Exercise directions:
Write out all the material exactly. Leave nothing out.

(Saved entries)

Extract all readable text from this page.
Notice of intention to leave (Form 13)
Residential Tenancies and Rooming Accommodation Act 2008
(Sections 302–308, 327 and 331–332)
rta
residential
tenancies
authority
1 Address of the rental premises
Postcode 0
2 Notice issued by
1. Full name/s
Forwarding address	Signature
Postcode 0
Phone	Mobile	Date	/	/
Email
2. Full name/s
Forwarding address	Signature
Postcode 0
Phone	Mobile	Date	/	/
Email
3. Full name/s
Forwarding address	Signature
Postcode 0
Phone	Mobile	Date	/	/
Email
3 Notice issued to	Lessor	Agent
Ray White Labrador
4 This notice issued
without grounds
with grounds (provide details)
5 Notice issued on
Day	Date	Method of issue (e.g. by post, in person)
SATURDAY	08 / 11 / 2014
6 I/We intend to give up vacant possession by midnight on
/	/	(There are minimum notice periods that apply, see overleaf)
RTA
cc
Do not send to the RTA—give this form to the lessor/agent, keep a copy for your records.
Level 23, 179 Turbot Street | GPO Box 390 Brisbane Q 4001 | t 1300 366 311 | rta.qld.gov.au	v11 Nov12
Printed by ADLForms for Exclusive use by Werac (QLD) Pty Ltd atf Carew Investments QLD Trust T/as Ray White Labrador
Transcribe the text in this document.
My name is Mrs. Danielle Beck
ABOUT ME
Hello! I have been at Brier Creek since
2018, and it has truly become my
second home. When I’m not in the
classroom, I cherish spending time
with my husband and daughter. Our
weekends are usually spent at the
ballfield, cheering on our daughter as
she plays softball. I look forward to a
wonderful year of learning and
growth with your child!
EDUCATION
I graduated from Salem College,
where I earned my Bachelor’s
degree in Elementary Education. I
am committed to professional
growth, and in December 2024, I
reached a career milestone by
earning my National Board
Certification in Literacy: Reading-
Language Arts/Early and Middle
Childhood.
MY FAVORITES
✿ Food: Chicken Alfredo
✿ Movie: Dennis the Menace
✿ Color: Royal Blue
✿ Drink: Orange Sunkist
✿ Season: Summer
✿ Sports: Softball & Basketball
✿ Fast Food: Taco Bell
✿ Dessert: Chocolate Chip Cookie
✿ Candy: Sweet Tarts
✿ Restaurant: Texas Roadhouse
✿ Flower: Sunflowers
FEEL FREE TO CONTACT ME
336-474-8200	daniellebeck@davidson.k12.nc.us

Problem solution:
Extract all readable text from this page.
Notice of intention to leave (Form 13)
Residential Tenancies and Rooming Accommodation Act 2008
(Sections 302–308, 327 and 331–332)
rta
residential
tenancies
authority
1 Address of the rental premises
Postcode 0
2 Notice issued by
1. Full name/s
Forwarding address	Signature
Postcode 0
Phone	Mobile	Date	/	/
Email
2. Full name/s
Forwarding address	Signature
Postcode 0
Phone	Mobile	Date	/	/
Email
3. Full name/s
Forwarding address	Signature
Postcode 0
Phone	Mobile	Date	/	/
Email
3 Notice issued to	Lessor	Agent
Ray White Labrador
4 This notice issued
without grounds
with grounds (provide details)
5 Notice issued on
Day	Date	Method of issue (e.g. by post, in person)
SATURDAY	08 / 11 / 2014
6 I/We intend to give up vacant possession by midnight on
/	/	(There are minimum notice periods that apply, see overleaf)
RTA
cc
Do not send to the RTA—give this form to the lessor/agent, keep a copy for your records.
Level 23, 179 Turbot Street | GPO Box 390 Brisbane Q 4001 | t 1300 366 311 | rta.qld.gov.au	v11 Nov12
Printed by ADLForms for Exclusive use by Werac (QLD) Pty Ltd atf Carew Investments QLD Trust T/as Ray White Labrador
Transcribe the text in this document.
My name is Mrs. Danielle Beck
ABOUT ME
Hello! I have been at Brier Creek since
2018, and it has truly become my
second home. When I’m not in the
classroom, I cherish spending time
with my husband and daughter. Our
weekends are usually spent at the
ballfield, cheering on our daughter as
she plays softball. I look forward to a
wonderful year of learning and
growth with your child!
EDUCATION
I graduated from Salem College,
where I earned my Bachelor’s
degree in Elementary Education. I
am committed to professional
growth, and in December 2024, I
reached a career milestone by
earning my National Board
Certification in Literacy: Reading-
Language Arts/Early and Middle
Childhood.
MY FAVORITES
✿ Food: Chicken Alfredo
✿ Movie: Dennis the Menace
✿ Color: Royal Blue
✿ Drink: Orange Sunkist
✿ Season: Summer
✿ Sports: Softball & Basketball
✿ Fast Food: Taco Bell
✿ Dessert: Chocolate Chip Cookie
✿ Candy: Sweet Tarts
✿ Restaurant: Texas Roadhouse
✿ Flower: Sunflowers
FEEL FREE TO CONTACT ME
336-474-8200	daniellebeck@davidson.k12.nc.us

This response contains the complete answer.